Listed below are entries; give the number of lines among them that include "will", and only that number.

Data extracted from a collection
....

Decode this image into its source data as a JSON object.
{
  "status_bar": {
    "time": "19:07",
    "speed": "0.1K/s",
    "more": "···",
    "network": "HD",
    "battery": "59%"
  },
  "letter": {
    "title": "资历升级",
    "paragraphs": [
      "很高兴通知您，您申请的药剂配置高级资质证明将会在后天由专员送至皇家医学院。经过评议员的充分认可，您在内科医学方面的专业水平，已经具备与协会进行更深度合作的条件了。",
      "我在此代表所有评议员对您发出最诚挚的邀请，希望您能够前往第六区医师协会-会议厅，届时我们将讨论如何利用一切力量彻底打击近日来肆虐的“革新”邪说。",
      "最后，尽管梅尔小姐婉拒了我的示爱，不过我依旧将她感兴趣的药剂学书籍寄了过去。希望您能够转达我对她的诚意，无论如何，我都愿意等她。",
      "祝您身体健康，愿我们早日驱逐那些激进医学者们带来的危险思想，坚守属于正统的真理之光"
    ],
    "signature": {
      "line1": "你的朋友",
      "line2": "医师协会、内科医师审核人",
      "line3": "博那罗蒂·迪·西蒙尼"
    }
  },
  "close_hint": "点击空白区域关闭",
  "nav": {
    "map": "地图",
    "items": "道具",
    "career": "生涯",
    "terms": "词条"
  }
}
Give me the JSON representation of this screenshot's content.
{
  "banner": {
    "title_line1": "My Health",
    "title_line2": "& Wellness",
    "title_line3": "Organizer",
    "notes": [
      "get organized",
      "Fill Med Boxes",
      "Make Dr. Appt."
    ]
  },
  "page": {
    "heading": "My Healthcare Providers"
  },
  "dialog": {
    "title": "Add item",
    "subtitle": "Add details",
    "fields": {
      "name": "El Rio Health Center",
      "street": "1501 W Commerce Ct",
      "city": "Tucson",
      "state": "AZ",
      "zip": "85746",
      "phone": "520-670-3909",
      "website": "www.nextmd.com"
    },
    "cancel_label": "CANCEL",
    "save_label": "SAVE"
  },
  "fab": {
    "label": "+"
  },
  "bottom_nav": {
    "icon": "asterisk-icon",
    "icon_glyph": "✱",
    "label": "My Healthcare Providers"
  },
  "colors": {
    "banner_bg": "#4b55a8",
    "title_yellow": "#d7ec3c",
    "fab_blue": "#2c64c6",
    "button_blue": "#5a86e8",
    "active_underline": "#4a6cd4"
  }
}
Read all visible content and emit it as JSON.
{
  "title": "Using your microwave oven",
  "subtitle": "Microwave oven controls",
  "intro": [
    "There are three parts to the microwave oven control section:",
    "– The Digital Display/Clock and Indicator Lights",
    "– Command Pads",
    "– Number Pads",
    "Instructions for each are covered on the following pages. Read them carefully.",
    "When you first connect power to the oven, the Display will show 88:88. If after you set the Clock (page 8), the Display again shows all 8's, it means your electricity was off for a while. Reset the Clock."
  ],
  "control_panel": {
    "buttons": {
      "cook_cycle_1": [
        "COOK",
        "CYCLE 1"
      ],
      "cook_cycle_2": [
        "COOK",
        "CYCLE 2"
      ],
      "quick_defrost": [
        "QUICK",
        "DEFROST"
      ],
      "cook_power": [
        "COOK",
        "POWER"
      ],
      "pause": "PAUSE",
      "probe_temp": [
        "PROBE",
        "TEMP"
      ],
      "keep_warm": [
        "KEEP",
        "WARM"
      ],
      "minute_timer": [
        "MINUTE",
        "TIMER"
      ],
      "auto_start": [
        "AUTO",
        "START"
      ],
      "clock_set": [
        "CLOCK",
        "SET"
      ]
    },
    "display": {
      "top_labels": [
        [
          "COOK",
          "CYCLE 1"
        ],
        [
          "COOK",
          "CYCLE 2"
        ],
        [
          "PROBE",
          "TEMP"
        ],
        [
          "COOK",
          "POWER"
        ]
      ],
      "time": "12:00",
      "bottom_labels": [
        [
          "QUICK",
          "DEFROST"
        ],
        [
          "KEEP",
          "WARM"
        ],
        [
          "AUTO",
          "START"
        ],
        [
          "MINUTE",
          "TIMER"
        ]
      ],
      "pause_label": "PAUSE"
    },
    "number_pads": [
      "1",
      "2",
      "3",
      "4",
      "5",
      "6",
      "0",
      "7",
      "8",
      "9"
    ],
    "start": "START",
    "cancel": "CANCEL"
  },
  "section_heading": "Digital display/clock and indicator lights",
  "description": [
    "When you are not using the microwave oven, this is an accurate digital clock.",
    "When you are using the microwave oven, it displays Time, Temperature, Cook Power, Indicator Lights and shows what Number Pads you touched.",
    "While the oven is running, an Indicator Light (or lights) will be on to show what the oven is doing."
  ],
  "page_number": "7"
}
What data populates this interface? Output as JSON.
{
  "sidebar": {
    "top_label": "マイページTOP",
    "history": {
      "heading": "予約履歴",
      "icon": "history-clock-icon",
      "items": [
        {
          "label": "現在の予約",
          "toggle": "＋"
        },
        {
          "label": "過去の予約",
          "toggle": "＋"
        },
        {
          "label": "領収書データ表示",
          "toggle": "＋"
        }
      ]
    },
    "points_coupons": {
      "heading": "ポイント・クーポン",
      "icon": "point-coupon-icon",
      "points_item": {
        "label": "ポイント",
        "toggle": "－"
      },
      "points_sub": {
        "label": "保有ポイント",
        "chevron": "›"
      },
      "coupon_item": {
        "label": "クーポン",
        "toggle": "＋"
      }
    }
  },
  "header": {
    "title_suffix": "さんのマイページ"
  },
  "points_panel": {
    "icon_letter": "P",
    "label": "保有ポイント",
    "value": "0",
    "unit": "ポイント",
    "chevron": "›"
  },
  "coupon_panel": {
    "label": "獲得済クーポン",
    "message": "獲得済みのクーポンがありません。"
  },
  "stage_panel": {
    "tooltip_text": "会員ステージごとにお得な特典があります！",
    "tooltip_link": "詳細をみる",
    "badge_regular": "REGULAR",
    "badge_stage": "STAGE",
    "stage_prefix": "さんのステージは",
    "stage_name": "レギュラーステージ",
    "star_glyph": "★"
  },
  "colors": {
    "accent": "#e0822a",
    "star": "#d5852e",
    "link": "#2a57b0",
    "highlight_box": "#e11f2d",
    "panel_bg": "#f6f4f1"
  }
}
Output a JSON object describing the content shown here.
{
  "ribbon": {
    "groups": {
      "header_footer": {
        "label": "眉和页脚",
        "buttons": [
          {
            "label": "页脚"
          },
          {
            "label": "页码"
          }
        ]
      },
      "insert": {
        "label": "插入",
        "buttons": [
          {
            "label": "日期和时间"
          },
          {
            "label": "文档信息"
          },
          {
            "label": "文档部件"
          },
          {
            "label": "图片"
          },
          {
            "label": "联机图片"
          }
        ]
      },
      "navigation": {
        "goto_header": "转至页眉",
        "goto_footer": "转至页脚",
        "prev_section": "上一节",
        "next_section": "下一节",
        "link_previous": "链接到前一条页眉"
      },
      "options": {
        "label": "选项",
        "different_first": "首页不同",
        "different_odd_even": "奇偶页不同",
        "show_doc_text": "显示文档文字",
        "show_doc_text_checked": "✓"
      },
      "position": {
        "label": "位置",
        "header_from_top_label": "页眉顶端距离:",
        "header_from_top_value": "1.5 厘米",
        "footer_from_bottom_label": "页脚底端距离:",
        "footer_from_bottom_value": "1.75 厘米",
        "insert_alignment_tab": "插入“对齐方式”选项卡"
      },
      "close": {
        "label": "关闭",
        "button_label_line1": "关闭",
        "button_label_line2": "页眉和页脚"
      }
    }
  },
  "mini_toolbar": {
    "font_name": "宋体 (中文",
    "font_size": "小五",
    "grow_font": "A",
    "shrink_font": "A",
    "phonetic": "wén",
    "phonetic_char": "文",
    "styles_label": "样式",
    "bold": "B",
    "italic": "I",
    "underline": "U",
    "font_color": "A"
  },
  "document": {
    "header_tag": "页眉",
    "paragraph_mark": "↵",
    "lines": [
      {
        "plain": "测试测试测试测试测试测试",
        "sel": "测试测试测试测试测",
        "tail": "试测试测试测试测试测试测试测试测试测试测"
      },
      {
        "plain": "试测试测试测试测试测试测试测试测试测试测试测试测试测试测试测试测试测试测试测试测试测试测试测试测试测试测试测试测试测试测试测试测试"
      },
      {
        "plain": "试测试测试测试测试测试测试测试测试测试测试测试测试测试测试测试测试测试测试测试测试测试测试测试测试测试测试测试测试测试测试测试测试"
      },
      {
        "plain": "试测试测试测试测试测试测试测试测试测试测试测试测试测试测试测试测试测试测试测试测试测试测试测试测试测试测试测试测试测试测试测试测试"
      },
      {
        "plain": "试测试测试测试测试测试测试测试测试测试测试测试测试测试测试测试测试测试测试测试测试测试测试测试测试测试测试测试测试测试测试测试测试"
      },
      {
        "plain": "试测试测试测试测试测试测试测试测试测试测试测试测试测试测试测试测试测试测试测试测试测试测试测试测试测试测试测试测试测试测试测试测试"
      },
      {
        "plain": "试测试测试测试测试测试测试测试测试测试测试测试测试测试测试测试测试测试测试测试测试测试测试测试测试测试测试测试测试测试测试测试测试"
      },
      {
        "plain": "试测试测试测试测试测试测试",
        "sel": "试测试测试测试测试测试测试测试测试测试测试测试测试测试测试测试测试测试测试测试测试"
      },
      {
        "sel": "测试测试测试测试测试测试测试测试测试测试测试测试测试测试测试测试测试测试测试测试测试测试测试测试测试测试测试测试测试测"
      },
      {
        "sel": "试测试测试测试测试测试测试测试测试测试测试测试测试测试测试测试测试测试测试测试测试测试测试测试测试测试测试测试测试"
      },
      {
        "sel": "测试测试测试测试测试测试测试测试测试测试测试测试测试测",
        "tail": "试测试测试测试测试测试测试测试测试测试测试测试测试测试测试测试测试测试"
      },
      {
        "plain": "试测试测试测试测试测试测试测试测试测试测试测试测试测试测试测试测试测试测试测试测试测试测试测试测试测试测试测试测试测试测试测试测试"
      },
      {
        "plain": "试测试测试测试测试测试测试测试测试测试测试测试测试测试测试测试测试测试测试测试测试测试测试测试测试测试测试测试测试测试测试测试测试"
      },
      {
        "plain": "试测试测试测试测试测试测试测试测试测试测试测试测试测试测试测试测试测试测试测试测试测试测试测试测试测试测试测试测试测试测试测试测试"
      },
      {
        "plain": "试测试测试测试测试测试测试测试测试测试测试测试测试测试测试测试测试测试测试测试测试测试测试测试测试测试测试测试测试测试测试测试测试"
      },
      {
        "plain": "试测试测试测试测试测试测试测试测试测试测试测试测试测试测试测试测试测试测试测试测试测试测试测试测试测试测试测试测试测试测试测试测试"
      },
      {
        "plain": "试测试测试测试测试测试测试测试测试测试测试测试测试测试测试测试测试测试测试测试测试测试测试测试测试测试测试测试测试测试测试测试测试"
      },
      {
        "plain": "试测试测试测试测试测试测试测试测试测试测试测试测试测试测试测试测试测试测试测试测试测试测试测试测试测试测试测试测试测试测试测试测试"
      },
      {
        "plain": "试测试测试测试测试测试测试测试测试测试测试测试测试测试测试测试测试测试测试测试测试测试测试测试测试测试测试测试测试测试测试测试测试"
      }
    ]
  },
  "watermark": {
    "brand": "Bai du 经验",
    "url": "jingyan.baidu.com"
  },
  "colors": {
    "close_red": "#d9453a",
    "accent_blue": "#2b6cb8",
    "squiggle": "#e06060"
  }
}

....

REPLY TO THE TASK: 2